### Problem to solve
Every entry must be duplicated precisely as written.

### Data for processing
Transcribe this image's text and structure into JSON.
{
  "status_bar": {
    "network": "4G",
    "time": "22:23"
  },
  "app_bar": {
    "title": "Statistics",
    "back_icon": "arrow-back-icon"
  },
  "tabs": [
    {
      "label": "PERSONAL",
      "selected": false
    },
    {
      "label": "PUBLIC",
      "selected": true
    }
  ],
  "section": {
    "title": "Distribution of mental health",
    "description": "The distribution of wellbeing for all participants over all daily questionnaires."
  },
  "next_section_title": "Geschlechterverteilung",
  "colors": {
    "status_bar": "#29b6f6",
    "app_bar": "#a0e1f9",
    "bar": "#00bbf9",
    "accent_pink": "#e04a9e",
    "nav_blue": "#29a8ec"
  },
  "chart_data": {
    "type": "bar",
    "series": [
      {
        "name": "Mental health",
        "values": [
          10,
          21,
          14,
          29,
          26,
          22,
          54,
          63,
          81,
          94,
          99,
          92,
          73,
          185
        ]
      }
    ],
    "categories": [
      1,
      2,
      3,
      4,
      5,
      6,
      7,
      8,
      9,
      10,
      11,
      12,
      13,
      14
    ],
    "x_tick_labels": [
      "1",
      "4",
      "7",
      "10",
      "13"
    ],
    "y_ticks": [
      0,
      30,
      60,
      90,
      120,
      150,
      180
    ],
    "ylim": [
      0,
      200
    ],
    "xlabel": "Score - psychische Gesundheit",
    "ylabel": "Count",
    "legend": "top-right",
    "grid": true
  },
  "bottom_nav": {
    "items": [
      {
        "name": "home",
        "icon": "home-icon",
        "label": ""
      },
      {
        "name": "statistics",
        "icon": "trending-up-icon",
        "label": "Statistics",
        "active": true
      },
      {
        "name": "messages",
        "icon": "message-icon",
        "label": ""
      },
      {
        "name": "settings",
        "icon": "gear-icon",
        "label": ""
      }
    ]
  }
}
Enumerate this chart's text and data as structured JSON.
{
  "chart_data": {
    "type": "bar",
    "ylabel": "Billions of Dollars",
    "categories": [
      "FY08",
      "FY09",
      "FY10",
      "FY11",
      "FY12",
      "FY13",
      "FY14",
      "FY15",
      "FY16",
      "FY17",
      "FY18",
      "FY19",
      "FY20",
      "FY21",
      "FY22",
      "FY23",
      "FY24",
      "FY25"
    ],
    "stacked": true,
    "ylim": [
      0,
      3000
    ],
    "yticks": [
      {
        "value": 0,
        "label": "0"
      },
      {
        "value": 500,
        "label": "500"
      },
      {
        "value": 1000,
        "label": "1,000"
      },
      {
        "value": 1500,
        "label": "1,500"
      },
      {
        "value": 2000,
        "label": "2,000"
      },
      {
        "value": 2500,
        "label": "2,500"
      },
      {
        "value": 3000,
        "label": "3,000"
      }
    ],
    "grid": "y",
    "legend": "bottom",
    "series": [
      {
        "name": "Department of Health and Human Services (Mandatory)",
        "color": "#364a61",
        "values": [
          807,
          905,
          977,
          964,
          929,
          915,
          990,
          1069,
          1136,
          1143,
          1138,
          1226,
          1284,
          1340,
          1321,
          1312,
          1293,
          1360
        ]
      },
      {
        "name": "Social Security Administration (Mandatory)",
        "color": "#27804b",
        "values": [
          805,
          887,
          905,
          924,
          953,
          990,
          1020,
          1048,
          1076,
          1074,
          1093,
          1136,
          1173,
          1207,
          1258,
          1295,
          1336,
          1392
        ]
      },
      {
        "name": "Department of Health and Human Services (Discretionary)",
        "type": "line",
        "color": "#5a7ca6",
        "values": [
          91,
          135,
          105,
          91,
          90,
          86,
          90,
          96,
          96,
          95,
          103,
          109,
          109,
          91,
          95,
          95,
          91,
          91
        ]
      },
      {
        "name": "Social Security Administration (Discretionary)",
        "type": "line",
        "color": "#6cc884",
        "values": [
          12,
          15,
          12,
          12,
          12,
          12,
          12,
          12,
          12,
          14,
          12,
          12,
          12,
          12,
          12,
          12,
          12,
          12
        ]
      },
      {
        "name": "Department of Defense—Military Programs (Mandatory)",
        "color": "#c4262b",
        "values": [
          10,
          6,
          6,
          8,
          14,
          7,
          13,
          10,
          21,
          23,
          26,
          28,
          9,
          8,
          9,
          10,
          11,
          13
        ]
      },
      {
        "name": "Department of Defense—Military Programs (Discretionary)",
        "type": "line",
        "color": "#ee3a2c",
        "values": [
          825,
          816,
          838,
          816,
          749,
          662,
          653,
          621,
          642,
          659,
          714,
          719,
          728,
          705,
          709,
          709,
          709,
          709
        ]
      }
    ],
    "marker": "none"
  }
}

### Result of the task
Transcribe this image's text and structure into JSON.
{
  "status_bar": {
    "network": "4G",
    "time": "22:23"
  },
  "app_bar": {
    "title": "Statistics",
    "back_icon": "arrow-back-icon"
  },
  "tabs": [
    {
      "label": "PERSONAL",
      "selected": false
    },
    {
      "label": "PUBLIC",
      "selected": true
    }
  ],
  "section": {
    "title": "Distribution of mental health",
    "description": "The distribution of wellbeing for all participants over all daily questionnaires."
  },
  "next_section_title": "Geschlechterverteilung",
  "colors": {
    "status_bar": "#29b6f6",
    "app_bar": "#a0e1f9",
    "bar": "#00bbf9",
    "accent_pink": "#e04a9e",
    "nav_blue": "#29a8ec"
  },
  "chart_data": {
    "type": "bar",
    "series": [
      {
        "name": "Mental health",
        "values": [
          10,
          21,
          14,
          29,
          26,
          22,
          54,
          63,
          81,
          94,
          99,
          92,
          73,
          185
        ]
      }
    ],
    "categories": [
      1,
      2,
      3,
      4,
      5,
      6,
      7,
      8,
      9,
      10,
      11,
      12,
      13,
      14
    ],
    "x_tick_labels": [
      "1",
      "4",
      "7",
      "10",
      "13"
    ],
    "y_ticks": [
      0,
      30,
      60,
      90,
      120,
      150,
      180
    ],
    "ylim": [
      0,
      200
    ],
    "xlabel": "Score - psychische Gesundheit",
    "ylabel": "Count",
    "legend": "top-right",
    "grid": true
  },
  "bottom_nav": {
    "items": [
      {
        "name": "home",
        "icon": "home-icon",
        "label": ""
      },
      {
        "name": "statistics",
        "icon": "trending-up-icon",
        "label": "Statistics",
        "active": true
      },
      {
        "name": "messages",
        "icon": "message-icon",
        "label": ""
      },
      {
        "name": "settings",
        "icon": "gear-icon",
        "label": ""
      }
    ]
  }
}
Enumerate this chart's text and data as structured JSON.
{
  "chart_data": {
    "type": "bar",
    "ylabel": "Billions of Dollars",
    "categories": [
      "FY08",
      "FY09",
      "FY10",
      "FY11",
      "FY12",
      "FY13",
      "FY14",
      "FY15",
      "FY16",
      "FY17",
      "FY18",
      "FY19",
      "FY20",
      "FY21",
      "FY22",
      "FY23",
      "FY24",
      "FY25"
    ],
    "stacked": true,
    "ylim": [
      0,
      3000
    ],
    "yticks": [
      {
        "value": 0,
        "label": "0"
      },
      {
        "value": 500,
        "label": "500"
      },
      {
        "value": 1000,
        "label": "1,000"
      },
      {
        "value": 1500,
        "label": "1,500"
      },
      {
        "value": 2000,
        "label": "2,000"
      },
      {
        "value": 2500,
        "label": "2,500"
      },
      {
        "value": 3000,
        "label": "3,000"
      }
    ],
    "grid": "y",
    "legend": "bottom",
    "series": [
      {
        "name": "Department of Health and Human Services (Mandatory)",
        "color": "#364a61",
        "values": [
          807,
          905,
          977,
          964,
          929,
          915,
          990,
          1069,
          1136,
          1143,
          1138,
          1226,
          1284,
          1340,
          1321,
          1312,
          1293,
          1360
        ]
      },
      {
        "name": "Social Security Administration (Mandatory)",
        "color": "#27804b",
        "values": [
          805,
          887,
          905,
          924,
          953,
          990,
          1020,
          1048,
          1076,
          1074,
          1093,
          1136,
          1173,
          1207,
          1258,
          1295,
          1336,
          1392
        ]
      },
      {
        "name": "Department of Health and Human Services (Discretionary)",
        "type": "line",
        "color": "#5a7ca6",
        "values": [
          91,
          135,
          105,
          91,
          90,
          86,
          90,
          96,
          96,
          95,
          103,
          109,
          109,
          91,
          95,
          95,
          91,
          91
        ]
      },
      {
        "name": "Social Security Administration (Discretionary)",
        "type": "line",
        "color": "#6cc884",
        "values": [
          12,
          15,
          12,
          12,
          12,
          12,
          12,
          12,
          12,
          14,
          12,
          12,
          12,
          12,
          12,
          12,
          12,
          12
        ]
      },
      {
        "name": "Department of Defense—Military Programs (Mandatory)",
        "color": "#c4262b",
        "values": [
          10,
          6,
          6,
          8,
          14,
          7,
          13,
          10,
          21,
          23,
          26,
          28,
          9,
          8,
          9,
          10,
          11,
          13
        ]
      },
      {
        "name": "Department of Defense—Military Programs (Discretionary)",
        "type": "line",
        "color": "#ee3a2c",
        "values": [
          825,
          816,
          838,
          816,
          749,
          662,
          653,
          621,
          642,
          659,
          714,
          719,
          728,
          705,
          709,
          709,
          709,
          709
        ]
      }
    ],
    "marker": "none"
  }
}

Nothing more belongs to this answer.